Extract the text of every entry below exactly; leave images out.
┌─ DATA ROWS
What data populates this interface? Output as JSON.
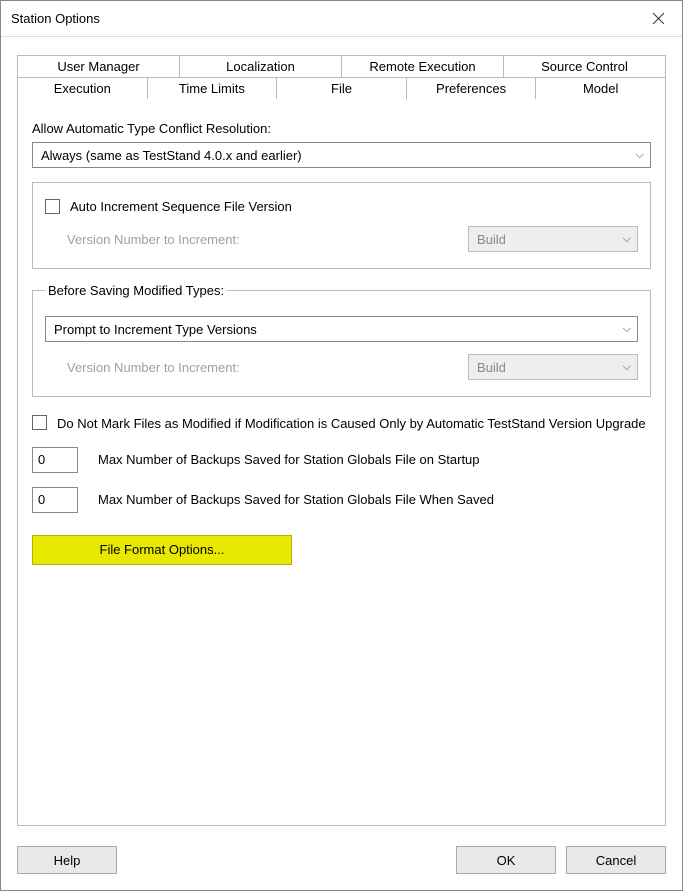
{
  "window": {
    "title": "Station Options"
  },
  "tabs_row1": [
    "User Manager",
    "Localization",
    "Remote Execution",
    "Source Control"
  ],
  "tabs_row2": [
    "Execution",
    "Time Limits",
    "File",
    "Preferences",
    "Model"
  ],
  "active_tab": "File",
  "file_panel": {
    "conflict_label": "Allow Automatic Type Conflict Resolution:",
    "conflict_value": "Always (same as TestStand 4.0.x and earlier)",
    "auto_inc_checkbox": "Auto Increment Sequence File Version",
    "version_label": "Version Number to Increment:",
    "version_value": "Build",
    "before_save_legend": "Before Saving Modified Types:",
    "before_save_value": "Prompt to Increment Type Versions",
    "before_save_version_label": "Version Number to Increment:",
    "before_save_version_value": "Build",
    "do_not_mark_label": "Do Not Mark Files as Modified if Modification is Caused Only by Automatic TestStand Version Upgrade",
    "max_startup": {
      "value": "0",
      "label": "Max Number of Backups Saved for Station Globals File on Startup"
    },
    "max_saved": {
      "value": "0",
      "label": "Max Number of Backups Saved for Station Globals File When Saved"
    },
    "file_format_btn": "File Format Options..."
  },
  "footer": {
    "help": "Help",
    "ok": "OK",
    "cancel": "Cancel"
  }
}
└─
* EXERCISE ANSWER *
What data populates this interface? Output as JSON.
{
  "window": {
    "title": "Station Options"
  },
  "tabs_row1": [
    "User Manager",
    "Localization",
    "Remote Execution",
    "Source Control"
  ],
  "tabs_row2": [
    "Execution",
    "Time Limits",
    "File",
    "Preferences",
    "Model"
  ],
  "active_tab": "File",
  "file_panel": {
    "conflict_label": "Allow Automatic Type Conflict Resolution:",
    "conflict_value": "Always (same as TestStand 4.0.x and earlier)",
    "auto_inc_checkbox": "Auto Increment Sequence File Version",
    "version_label": "Version Number to Increment:",
    "version_value": "Build",
    "before_save_legend": "Before Saving Modified Types:",
    "before_save_value": "Prompt to Increment Type Versions",
    "before_save_version_label": "Version Number to Increment:",
    "before_save_version_value": "Build",
    "do_not_mark_label": "Do Not Mark Files as Modified if Modification is Caused Only by Automatic TestStand Version Upgrade",
    "max_startup": {
      "value": "0",
      "label": "Max Number of Backups Saved for Station Globals File on Startup"
    },
    "max_saved": {
      "value": "0",
      "label": "Max Number of Backups Saved for Station Globals File When Saved"
    },
    "file_format_btn": "File Format Options..."
  },
  "footer": {
    "help": "Help",
    "ok": "OK",
    "cancel": "Cancel"
  }
}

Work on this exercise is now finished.